* Direction
Copy all the data exactly, except the pictures.

* Data to use
════════════════

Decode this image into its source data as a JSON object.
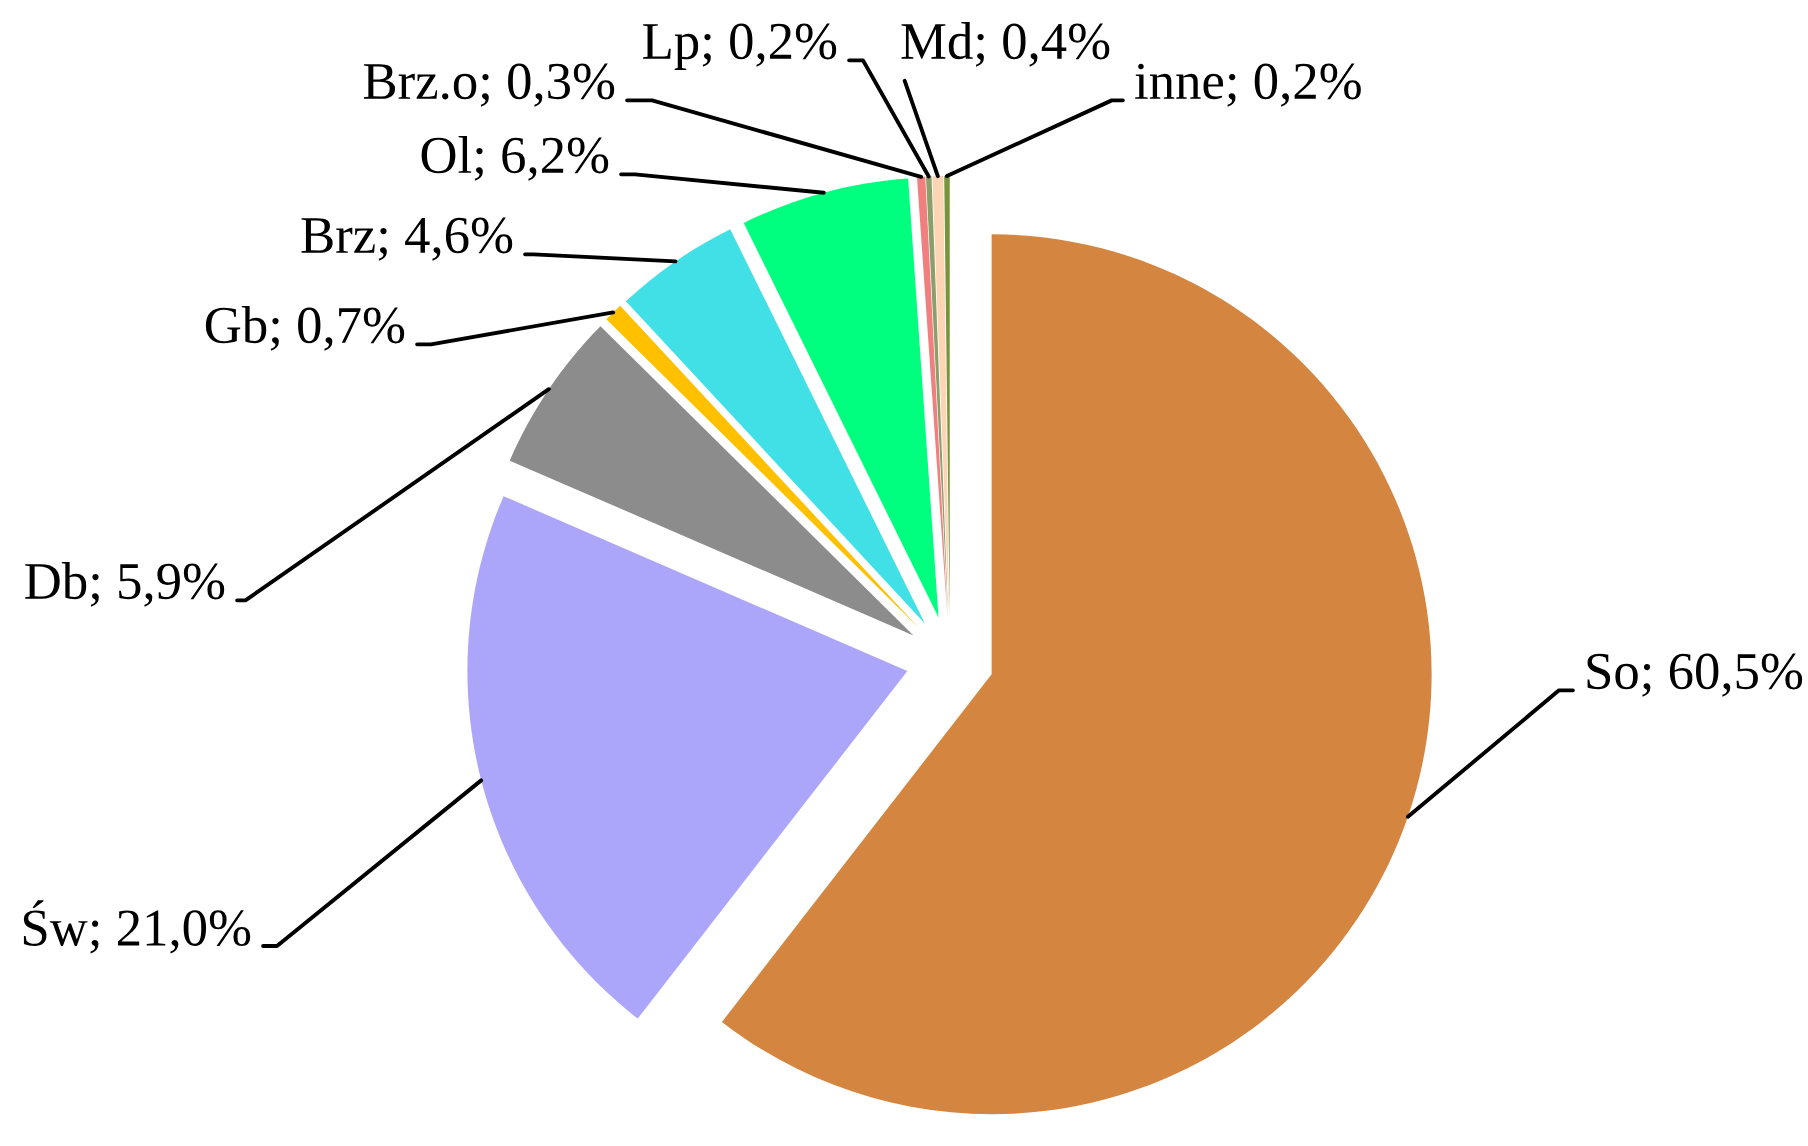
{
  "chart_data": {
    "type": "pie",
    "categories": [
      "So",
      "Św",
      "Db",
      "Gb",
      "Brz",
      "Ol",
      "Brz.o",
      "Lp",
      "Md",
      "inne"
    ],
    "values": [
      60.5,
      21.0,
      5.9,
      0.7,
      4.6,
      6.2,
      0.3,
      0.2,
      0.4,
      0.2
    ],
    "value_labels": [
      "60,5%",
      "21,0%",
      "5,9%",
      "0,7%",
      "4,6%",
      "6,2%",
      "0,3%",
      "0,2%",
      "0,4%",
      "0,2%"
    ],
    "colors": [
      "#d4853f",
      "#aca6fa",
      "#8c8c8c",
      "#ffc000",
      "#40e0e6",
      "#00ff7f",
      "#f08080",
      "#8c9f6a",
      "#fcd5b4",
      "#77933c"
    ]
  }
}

════════════════

* Answer to this exercise
Decode this image into its source data as a JSON object.
{
  "chart_data": {
    "type": "pie",
    "categories": [
      "So",
      "Św",
      "Db",
      "Gb",
      "Brz",
      "Ol",
      "Brz.o",
      "Lp",
      "Md",
      "inne"
    ],
    "values": [
      60.5,
      21.0,
      5.9,
      0.7,
      4.6,
      6.2,
      0.3,
      0.2,
      0.4,
      0.2
    ],
    "value_labels": [
      "60,5%",
      "21,0%",
      "5,9%",
      "0,7%",
      "4,6%",
      "6,2%",
      "0,3%",
      "0,2%",
      "0,4%",
      "0,2%"
    ],
    "colors": [
      "#d4853f",
      "#aca6fa",
      "#8c8c8c",
      "#ffc000",
      "#40e0e6",
      "#00ff7f",
      "#f08080",
      "#8c9f6a",
      "#fcd5b4",
      "#77933c"
    ]
  }
}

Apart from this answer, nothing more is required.